## Work to complete
Report each line of the data that includes the word "scale".

## Records shown
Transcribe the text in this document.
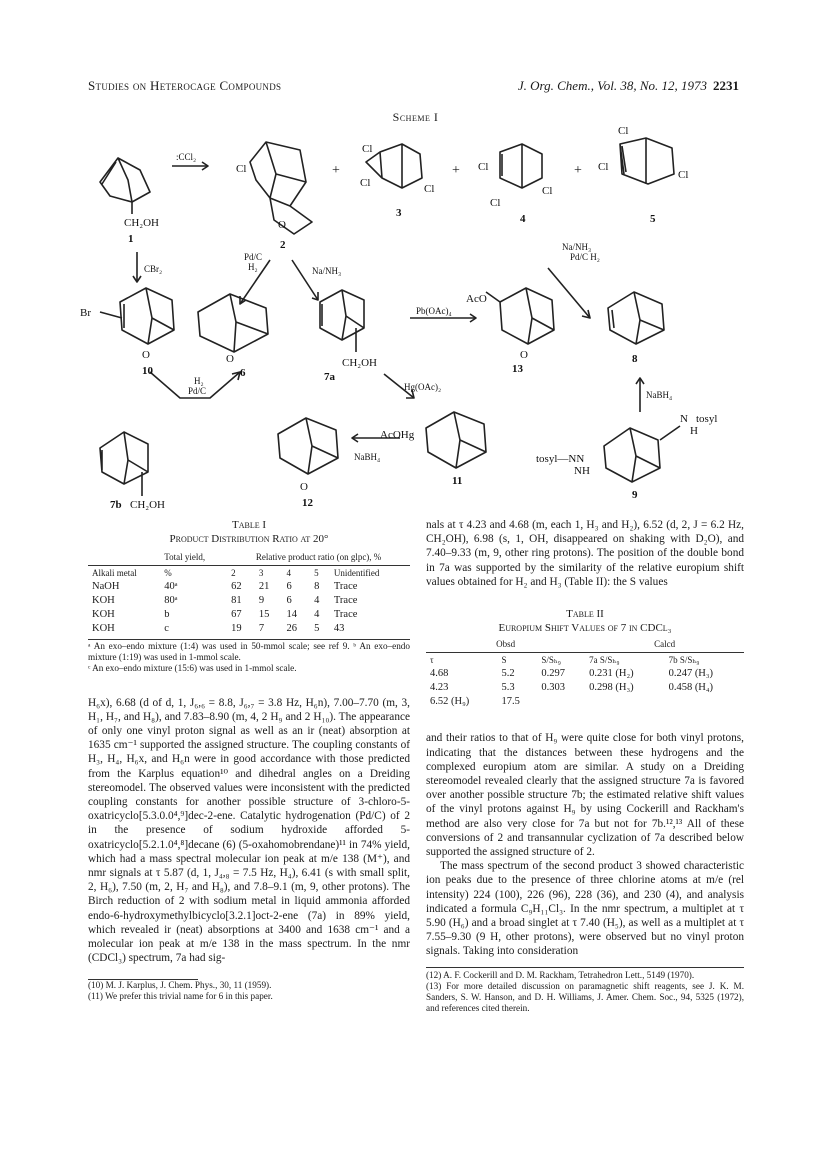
Studies on Heterocage Compounds	J. Org. Chem., Vol. 38, No. 12, 1973 2231
Scheme I
CH₂OH
1
:CCl₂
Cl
O
2
+
Cl
Cl	Cl
3
+ Cl
Cl
Cl
4
+
Cl
Cl
Cl
5
CBr₂
Pd/C
H₂	Na/NH₃
Na/NH₃
Pd/C H₂
Br
O
10
O
6
CH₂OH
7a
Pb(OAc)₄
AcO
O
13
8
NaBH₄
H₂
Pd/C	Hg(OAc)₂
CH₂OH
7b
NaBH₄
O
12
AcOHg
11
N tosyl
H
tosyl—NN
NH
9
Table I
Product Distribution Ratio at 20°
	Total yield,	Relative product ratio (on glpc), %				
Alkali metal	%	2	3	4	5	Unidentified
NaOH	40ᵃ	62	21	6	8	Trace
KOH	80ᵃ	81	9	6	4	Trace
KOH	b	67	15	14	4	Trace
KOH	c	19	7	26	5	43
ᵃ An exo–endo mixture (1:4) was used in 50-mmol scale; see ref 9. ᵇ An exo–endo mixture (1:19) was used in 1-mmol scale.
ᶜ An exo–endo mixture (15:6) was used in 1-mmol scale.

H₆x), 6.68 (d of d, 1, J₆,₆ = 8.8, J₆,₇ = 3.8 Hz, H₆n), 7.00–7.70 (m, 3, H₁, H₇, and H₈), and 7.83–8.90 (m, 4, 2 H₉ and 2 H₁₀). The appearance of only one vinyl proton signal as well as an ir (neat) absorption at 1635 cm⁻¹ supported the assigned structure. The coupling constants of H₃, H₄, H₆x, and H₆n were in good accordance with those predicted from the Karplus equation¹⁰ and dihedral angles on a Dreiding stereomodel. The observed values were inconsistent with the predicted coupling constants for another possible structure of 3-chloro-5-oxatricyclo[5.3.0.0⁴,⁹]dec-2-ene. Catalytic hydrogenation (Pd/C) of 2 in the presence of sodium hydroxide afforded 5-oxatricyclo[5.2.1.0⁴,⁸]decane (6) (5-oxahomobrendane)¹¹ in 74% yield, which had a mass spectral molecular ion peak at m/e 138 (M⁺), and nmr signals at τ 5.87 (d, 1, J₄,₈ = 7.5 Hz, H₄), 6.41 (s with small split, 2, H₆), 7.50 (m, 2, H₇ and H₈), and 7.8–9.1 (m, 9, other protons). The Birch reduction of 2 with sodium metal in liquid ammonia afforded endo-6-hydroxymethylbicyclo[3.2.1]oct-2-ene (7a) in 89% yield, which revealed ir (neat) absorptions at 3400 and 1638 cm⁻¹ and a molecular ion peak at m/e 138 in the mass spectrum. In the nmr (CDCl₃) spectrum, 7a had sig-

(10) M. J. Karplus, J. Chem. Phys., 30, 11 (1959).
(11) We prefer this trivial name for 6 in this paper.

nals at τ 4.23 and 4.68 (m, each 1, H₃ and H₂), 6.52 (d, 2, J = 6.2 Hz, CH₂OH), 6.98 (s, 1, OH, disappeared on shaking with D₂O), and 7.40–9.33 (m, 9, other ring protons). The position of the double bond in 7a was supported by the similarity of the relative europium shift values obtained for H₂ and H₃ (Table II): the S values

Table II
Europium Shift Values of 7 in CDCl₃
Obsd			Calcd	
τ	S	S/Sₕ₉	7a S/Sₕ₉	7b S/Sₕ₉
4.68	5.2	0.297	0.231 (H₂)	0.247 (H₃)
4.23	5.3	0.303	0.298 (H₃)	0.458 (H₄)
6.52 (H₉)	17.5			

and their ratios to that of H₉ were quite close for both vinyl protons, indicating that the distances between these hydrogens and the complexed europium atom are similar. A study on a Dreiding stereomodel revealed clearly that the assigned structure 7a is favored over another possible structure 7b; the estimated relative shift values of the vinyl protons against H₉ by using Cockerill and Rackham's method are also very close for 7a but not for 7b.¹²,¹³ All of these conversions of 2 and transannular cyclization of 7a described below supported the assigned structure of 2.

The mass spectrum of the second product 3 showed characteristic ion peaks due to the presence of three chlorine atoms at m/e (rel intensity) 224 (100), 226 (96), 228 (36), and 230 (4), and analysis indicated a formula C₉H₁₁Cl₃. In the nmr spectrum, a multiplet at τ 5.90 (H₆) and a broad singlet at τ 7.40 (H₅), as well as a multiplet at τ 7.55–9.30 (9 H, other protons), were observed but no vinyl proton signals. Taking into consideration

(12) A. F. Cockerill and D. M. Rackham, Tetrahedron Lett., 5149 (1970).
(13) For more detailed discussion on paramagnetic shift reagents, see J. K. M. Sanders, S. W. Hanson, and D. H. Williams, J. Amer. Chem. Soc., 94, 5325 (1972), and references cited therein.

## Task solution
ᵃ An exo–endo mixture (1:4) was used in 50-mmol scale; see ref 9. ᵇ An exo–endo mixture (1:19) was used in 1-mmol scale.
ᶜ An exo–endo mixture (15:6) was used in 1-mmol scale.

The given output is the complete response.